┌─ The records
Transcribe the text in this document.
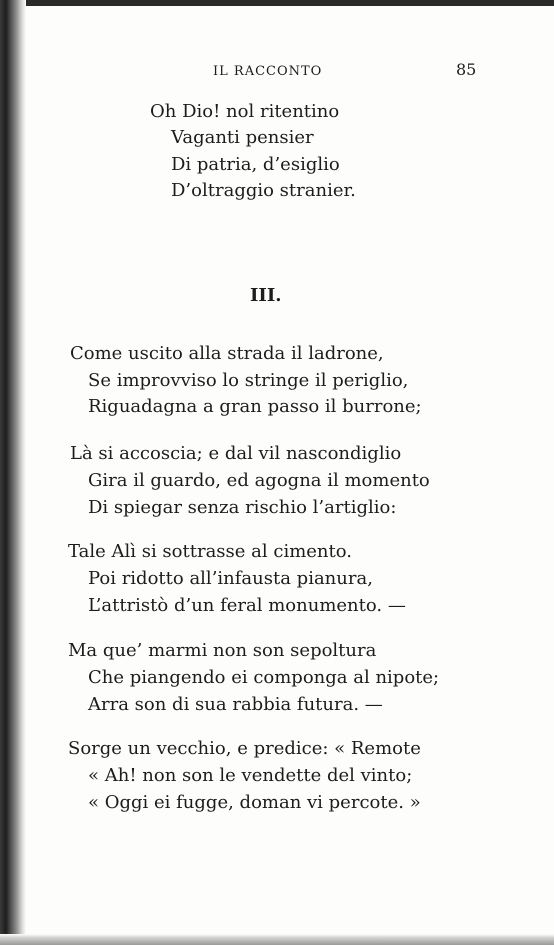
IL RACCONTO	85
Oh Dio! nol ritentino
Vaganti pensier
Di patria, d’esiglio
D’oltraggio stranier.
III.
Come uscito alla strada il ladrone,
Se improvviso lo stringe il periglio,
Riguadagna a gran passo il burrone;
Là si accoscia; e dal vil nascondiglio
Gira il guardo, ed agogna il momento
Di spiegar senza rischio l’artiglio:
Tale Alì si sottrasse al cimento.
Poi ridotto all’infausta pianura,
L’attristò d’un feral monumento. —
Ma que’ marmi non son sepoltura
Che piangendo ei componga al nipote;
Arra son di sua rabbia futura. —
Sorge un vecchio, e predice: « Remote
« Ah! non son le vendette del vinto;
« Oggi ei fugge, doman vi percote. »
└─
**Task instructions:** Return the material word for word. Pictures are not part of the copy.

**Solution to this problem:**
Transcribe the text in this document.
IL RACCONTO	85
Oh Dio! nol ritentino
Vaganti pensier
Di patria, d’esiglio
D’oltraggio stranier.
III.
Come uscito alla strada il ladrone,
Se improvviso lo stringe il periglio,
Riguadagna a gran passo il burrone;
Là si accoscia; e dal vil nascondiglio
Gira il guardo, ed agogna il momento
Di spiegar senza rischio l’artiglio:
Tale Alì si sottrasse al cimento.
Poi ridotto all’infausta pianura,
L’attristò d’un feral monumento. —
Ma que’ marmi non son sepoltura
Che piangendo ei componga al nipote;
Arra son di sua rabbia futura. —
Sorge un vecchio, e predice: « Remote
« Ah! non son le vendette del vinto;
« Oggi ei fugge, doman vi percote. »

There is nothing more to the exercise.